- _EXERCISE TASK_:
Nothing other than the lines from the one containing "Read all visible content and emit it as JSON." through the close of the entries below should be printed, each exactly.

* BEGIN PROVIDED ENTRIES *

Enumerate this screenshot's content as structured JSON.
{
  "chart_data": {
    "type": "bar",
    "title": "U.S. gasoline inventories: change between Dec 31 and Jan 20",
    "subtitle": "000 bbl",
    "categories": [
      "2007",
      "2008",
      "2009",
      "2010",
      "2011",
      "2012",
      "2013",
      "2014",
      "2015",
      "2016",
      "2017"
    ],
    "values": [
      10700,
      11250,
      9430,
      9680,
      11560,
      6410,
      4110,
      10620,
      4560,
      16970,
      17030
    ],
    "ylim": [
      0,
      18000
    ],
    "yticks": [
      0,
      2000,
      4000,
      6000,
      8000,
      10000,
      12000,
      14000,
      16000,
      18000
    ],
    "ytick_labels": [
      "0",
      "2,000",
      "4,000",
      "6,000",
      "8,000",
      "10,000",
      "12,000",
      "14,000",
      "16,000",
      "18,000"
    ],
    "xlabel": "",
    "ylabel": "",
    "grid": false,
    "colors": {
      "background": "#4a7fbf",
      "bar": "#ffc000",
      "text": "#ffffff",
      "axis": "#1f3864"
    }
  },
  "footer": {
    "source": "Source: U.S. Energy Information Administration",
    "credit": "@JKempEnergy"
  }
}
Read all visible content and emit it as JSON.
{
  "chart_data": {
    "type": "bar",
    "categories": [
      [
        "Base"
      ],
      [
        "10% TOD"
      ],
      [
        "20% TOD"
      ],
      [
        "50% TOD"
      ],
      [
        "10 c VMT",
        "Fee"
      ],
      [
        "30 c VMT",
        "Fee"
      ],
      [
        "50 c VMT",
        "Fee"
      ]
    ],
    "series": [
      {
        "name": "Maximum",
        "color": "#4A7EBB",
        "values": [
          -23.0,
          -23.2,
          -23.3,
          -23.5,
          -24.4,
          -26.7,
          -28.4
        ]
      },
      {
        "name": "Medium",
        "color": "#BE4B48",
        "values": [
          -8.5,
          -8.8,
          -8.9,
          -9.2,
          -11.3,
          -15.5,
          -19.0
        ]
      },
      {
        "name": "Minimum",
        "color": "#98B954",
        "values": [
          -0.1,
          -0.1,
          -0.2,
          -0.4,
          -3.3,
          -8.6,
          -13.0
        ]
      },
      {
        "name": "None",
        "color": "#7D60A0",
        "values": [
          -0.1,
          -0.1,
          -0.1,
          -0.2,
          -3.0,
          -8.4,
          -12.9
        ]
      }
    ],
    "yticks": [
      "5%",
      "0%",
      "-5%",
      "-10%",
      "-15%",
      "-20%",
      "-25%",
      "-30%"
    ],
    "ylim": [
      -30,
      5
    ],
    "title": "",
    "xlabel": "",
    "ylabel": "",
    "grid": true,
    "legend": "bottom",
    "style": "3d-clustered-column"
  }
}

* END PROVIDED ENTRIES *

- _OUTPUT OF THE EXERCISE_:
Read all visible content and emit it as JSON.
{
  "chart_data": {
    "type": "bar",
    "categories": [
      [
        "Base"
      ],
      [
        "10% TOD"
      ],
      [
        "20% TOD"
      ],
      [
        "50% TOD"
      ],
      [
        "10 c VMT",
        "Fee"
      ],
      [
        "30 c VMT",
        "Fee"
      ],
      [
        "50 c VMT",
        "Fee"
      ]
    ],
    "series": [
      {
        "name": "Maximum",
        "color": "#4A7EBB",
        "values": [
          -23.0,
          -23.2,
          -23.3,
          -23.5,
          -24.4,
          -26.7,
          -28.4
        ]
      },
      {
        "name": "Medium",
        "color": "#BE4B48",
        "values": [
          -8.5,
          -8.8,
          -8.9,
          -9.2,
          -11.3,
          -15.5,
          -19.0
        ]
      },
      {
        "name": "Minimum",
        "color": "#98B954",
        "values": [
          -0.1,
          -0.1,
          -0.2,
          -0.4,
          -3.3,
          -8.6,
          -13.0
        ]
      },
      {
        "name": "None",
        "color": "#7D60A0",
        "values": [
          -0.1,
          -0.1,
          -0.1,
          -0.2,
          -3.0,
          -8.4,
          -12.9
        ]
      }
    ],
    "yticks": [
      "5%",
      "0%",
      "-5%",
      "-10%",
      "-15%",
      "-20%",
      "-25%",
      "-30%"
    ],
    "ylim": [
      -30,
      5
    ],
    "title": "",
    "xlabel": "",
    "ylabel": "",
    "grid": true,
    "legend": "bottom",
    "style": "3d-clustered-column"
  }
}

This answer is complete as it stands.